» Short exercise
Identify each line in the records below that contains the word "平方千米", and copy it.

Data entries:
****************
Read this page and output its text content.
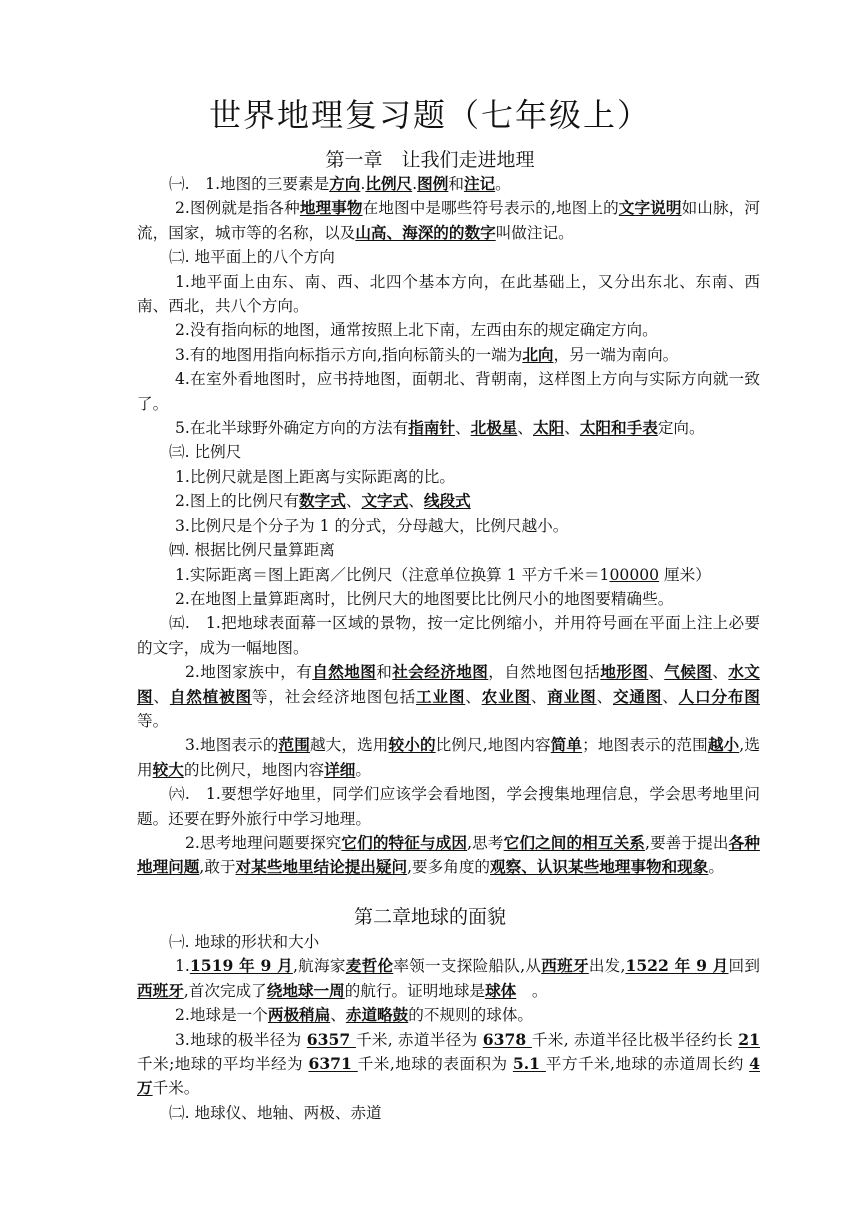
世界地理复习题（七年级上）
第一章　让我们走进地理

㈠.　1.地图的三要素是方向.比例尺.图例和注记。

2.图例就是指各种地理事物在地图中是哪些符号表示的,地图上的文字说明如山脉，河流，国家，城市等的名称，以及山高、海深的的数字叫做注记。

㈡. 地平面上的八个方向

1.地平面上由东、南、西、北四个基本方向，在此基础上，又分出东北、东南、西南、西北，共八个方向。

2.没有指向标的地图，通常按照上北下南，左西由东的规定确定方向。

3.有的地图用指向标指示方向,指向标箭头的一端为北向，另一端为南向。

4.在室外看地图时，应书持地图，面朝北、背朝南，这样图上方向与实际方向就一致了。

5.在北半球野外确定方向的方法有指南针、北极星、太阳、太阳和手表定向。

㈢. 比例尺

1.比例尺就是图上距离与实际距离的比。

2.图上的比例尺有数字式、文字式、线段式

3.比例尺是个分子为 1 的分式，分母越大，比例尺越小。

㈣. 根据比例尺量算距离

1.实际距离＝图上距离／比例尺（注意单位换算 1 平方千米＝100000 厘米）

2.在地图上量算距离时，比例尺大的地图要比比例尺小的地图要精确些。

㈤.　1.把地球表面幕一区域的景物，按一定比例缩小，并用符号画在平面上注上必要的文字，成为一幅地图。

2.地图家族中，有自然地图和社会经济地图，自然地图包括地形图、气候图、水文图、自然植被图等，社会经济地图包括工业图、农业图、商业图、交通图、人口分布图等。

3.地图表示的范围越大，选用较小的比例尺,地图内容简单；地图表示的范围越小,选用较大的比例尺，地图内容详细。

㈥.　1.要想学好地里，同学们应该学会看地图，学会搜集地理信息，学会思考地里问题。还要在野外旅行中学习地理。

2.思考地理问题要探究它们的特征与成因,思考它们之间的相互关系,要善于提出各种地理问题,敢于对某些地里结论提出疑问,要多角度的观察、认识某些地理事物和现象。

第二章地球的面貌

㈠. 地球的形状和大小

1.1519 年 9 月,航海家麦哲伦率领一支探险船队,从西班牙出发,1522 年 9 月回到西班牙,首次完成了绕地球一周的航行。证明地球是球体　。

2.地球是一个两极稍扁、赤道略鼓的不规则的球体。

3.地球的极半径为 6357 千米, 赤道半径为 6378 千米, 赤道半径比极半径约长 21 千米;地球的平均半经为 6371 千米,地球的表面积为 5.1 平方千米,地球的赤道周长约 4 万千米。

㈡. 地球仪、地轴、两极、赤道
****************
» Exercise output
1.实际距离＝图上距离／比例尺（注意单位换算 1 平方千米＝100000 厘米）
3.地球的极半径为 6357 千米, 赤道半径为 6378 千米, 赤道半径比极半径约长 21 千米;地球的平均半经为 6371 千米,地球的表面积为 5.1 平方千米,地球的赤道周长约 4 万千米。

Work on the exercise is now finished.